» **Problem description**:
Here are some records; quote them exactly, leaving out the pictures.

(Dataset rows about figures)
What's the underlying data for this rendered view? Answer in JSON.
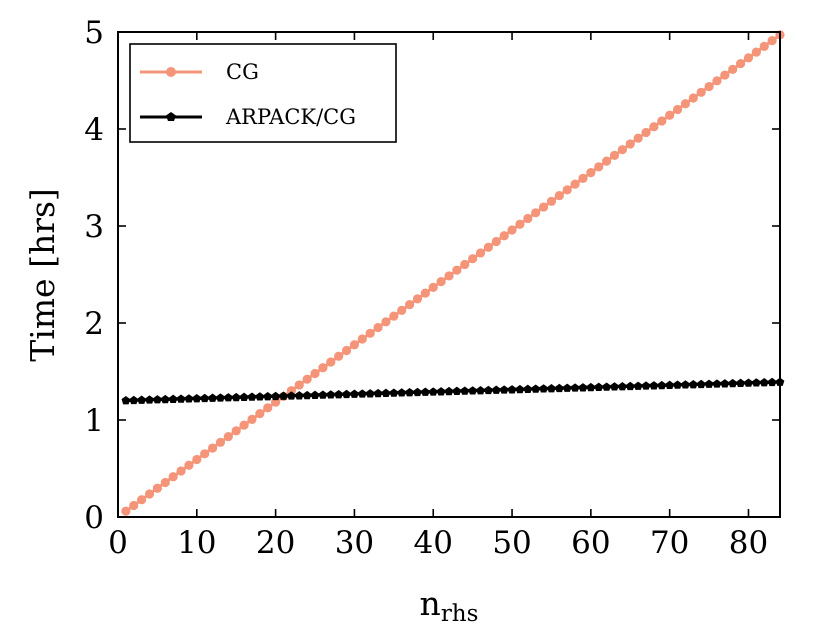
{
  "chart_data": {
    "type": "line",
    "title": "",
    "xlabel_main": "n",
    "xlabel_sub": "rhs",
    "ylabel": "Time [hrs]",
    "xlim": [
      0,
      84
    ],
    "ylim": [
      0,
      5
    ],
    "xticks": [
      0,
      10,
      20,
      30,
      40,
      50,
      60,
      70,
      80
    ],
    "yticks": [
      0,
      1,
      2,
      3,
      4,
      5
    ],
    "grid": false,
    "legend_position": "top-left",
    "x_range": {
      "start": 1,
      "end": 84,
      "step": 1
    },
    "series": [
      {
        "name": "CG",
        "color": "#f4957a",
        "marker": "circle",
        "linear": {
          "y_at_start": 0.06,
          "y_at_end": 4.97
        }
      },
      {
        "name": "ARPACK/CG",
        "color": "#000000",
        "marker": "pentagon",
        "linear": {
          "y_at_start": 1.2,
          "y_at_end": 1.39
        }
      }
    ]
  }
}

» **Output of the exercise**:
What's the underlying data for this rendered view? Answer in JSON.
{
  "chart_data": {
    "type": "line",
    "title": "",
    "xlabel_main": "n",
    "xlabel_sub": "rhs",
    "ylabel": "Time [hrs]",
    "xlim": [
      0,
      84
    ],
    "ylim": [
      0,
      5
    ],
    "xticks": [
      0,
      10,
      20,
      30,
      40,
      50,
      60,
      70,
      80
    ],
    "yticks": [
      0,
      1,
      2,
      3,
      4,
      5
    ],
    "grid": false,
    "legend_position": "top-left",
    "x_range": {
      "start": 1,
      "end": 84,
      "step": 1
    },
    "series": [
      {
        "name": "CG",
        "color": "#f4957a",
        "marker": "circle",
        "linear": {
          "y_at_start": 0.06,
          "y_at_end": 4.97
        }
      },
      {
        "name": "ARPACK/CG",
        "color": "#000000",
        "marker": "pentagon",
        "linear": {
          "y_at_start": 1.2,
          "y_at_end": 1.39
        }
      }
    ]
  }
}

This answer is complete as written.